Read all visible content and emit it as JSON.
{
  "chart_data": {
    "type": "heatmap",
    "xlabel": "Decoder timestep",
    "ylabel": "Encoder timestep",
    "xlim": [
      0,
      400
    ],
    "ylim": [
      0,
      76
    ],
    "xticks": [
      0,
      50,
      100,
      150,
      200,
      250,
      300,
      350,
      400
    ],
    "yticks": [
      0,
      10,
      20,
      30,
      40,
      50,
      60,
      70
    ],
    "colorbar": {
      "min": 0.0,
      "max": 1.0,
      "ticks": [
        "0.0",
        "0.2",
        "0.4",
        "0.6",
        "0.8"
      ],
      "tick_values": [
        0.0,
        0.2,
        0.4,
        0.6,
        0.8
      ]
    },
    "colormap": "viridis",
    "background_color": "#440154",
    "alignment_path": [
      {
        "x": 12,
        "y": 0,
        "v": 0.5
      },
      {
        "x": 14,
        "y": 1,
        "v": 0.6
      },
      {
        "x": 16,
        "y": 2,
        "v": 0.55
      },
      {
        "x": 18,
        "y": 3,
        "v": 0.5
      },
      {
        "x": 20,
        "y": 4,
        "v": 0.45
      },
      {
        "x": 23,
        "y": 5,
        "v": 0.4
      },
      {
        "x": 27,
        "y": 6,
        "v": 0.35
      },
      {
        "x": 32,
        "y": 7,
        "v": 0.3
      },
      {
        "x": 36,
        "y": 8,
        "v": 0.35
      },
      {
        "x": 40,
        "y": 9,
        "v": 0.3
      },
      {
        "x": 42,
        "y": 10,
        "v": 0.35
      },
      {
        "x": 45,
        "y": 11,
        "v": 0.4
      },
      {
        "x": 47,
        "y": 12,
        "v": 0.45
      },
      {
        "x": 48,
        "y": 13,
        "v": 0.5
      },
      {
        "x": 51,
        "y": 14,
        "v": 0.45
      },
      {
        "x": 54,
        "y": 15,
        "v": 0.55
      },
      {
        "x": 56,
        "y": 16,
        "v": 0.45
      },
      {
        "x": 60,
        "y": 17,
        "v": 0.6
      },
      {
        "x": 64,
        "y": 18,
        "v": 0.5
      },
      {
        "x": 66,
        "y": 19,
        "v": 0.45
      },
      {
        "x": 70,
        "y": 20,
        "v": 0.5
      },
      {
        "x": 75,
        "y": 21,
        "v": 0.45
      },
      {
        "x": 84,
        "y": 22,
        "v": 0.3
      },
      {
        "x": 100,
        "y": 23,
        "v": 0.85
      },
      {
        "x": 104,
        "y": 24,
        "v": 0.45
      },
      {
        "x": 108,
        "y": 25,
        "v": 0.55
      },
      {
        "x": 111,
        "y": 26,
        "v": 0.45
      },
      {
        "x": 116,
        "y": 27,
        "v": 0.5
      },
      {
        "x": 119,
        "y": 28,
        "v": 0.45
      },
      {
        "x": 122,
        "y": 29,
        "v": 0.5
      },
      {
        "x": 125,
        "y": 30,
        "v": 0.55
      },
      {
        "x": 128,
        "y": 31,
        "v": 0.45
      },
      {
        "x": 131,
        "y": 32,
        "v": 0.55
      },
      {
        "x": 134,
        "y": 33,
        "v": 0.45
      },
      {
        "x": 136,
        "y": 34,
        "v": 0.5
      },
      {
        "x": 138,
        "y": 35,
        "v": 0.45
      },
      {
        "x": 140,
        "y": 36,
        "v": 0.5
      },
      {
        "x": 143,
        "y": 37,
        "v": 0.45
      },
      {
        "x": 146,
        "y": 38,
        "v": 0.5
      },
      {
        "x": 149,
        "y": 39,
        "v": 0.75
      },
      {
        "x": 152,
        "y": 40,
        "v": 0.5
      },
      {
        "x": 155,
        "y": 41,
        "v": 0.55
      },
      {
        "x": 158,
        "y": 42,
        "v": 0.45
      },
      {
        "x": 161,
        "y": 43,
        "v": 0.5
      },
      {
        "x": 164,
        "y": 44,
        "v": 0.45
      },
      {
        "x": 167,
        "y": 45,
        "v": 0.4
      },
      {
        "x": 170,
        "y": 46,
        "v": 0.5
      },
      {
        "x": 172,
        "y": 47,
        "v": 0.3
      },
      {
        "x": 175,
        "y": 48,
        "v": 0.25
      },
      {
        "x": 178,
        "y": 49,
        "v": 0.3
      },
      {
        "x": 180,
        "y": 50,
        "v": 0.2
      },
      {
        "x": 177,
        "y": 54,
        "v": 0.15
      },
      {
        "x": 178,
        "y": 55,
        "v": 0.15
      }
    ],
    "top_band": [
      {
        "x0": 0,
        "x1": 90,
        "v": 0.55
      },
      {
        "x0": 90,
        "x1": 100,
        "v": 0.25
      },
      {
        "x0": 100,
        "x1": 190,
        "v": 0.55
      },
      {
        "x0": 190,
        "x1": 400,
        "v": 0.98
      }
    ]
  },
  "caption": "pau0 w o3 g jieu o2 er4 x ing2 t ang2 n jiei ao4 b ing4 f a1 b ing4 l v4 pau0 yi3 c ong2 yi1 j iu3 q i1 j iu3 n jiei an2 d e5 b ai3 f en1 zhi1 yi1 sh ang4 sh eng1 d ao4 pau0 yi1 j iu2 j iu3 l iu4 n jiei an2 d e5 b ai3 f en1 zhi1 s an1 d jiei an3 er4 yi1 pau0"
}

______

Pick out and copy the lines of the material that include the word "timestep".

# [Result of the exercise]
    "xlabel": "Decoder timestep",
    "ylabel": "Encoder timestep",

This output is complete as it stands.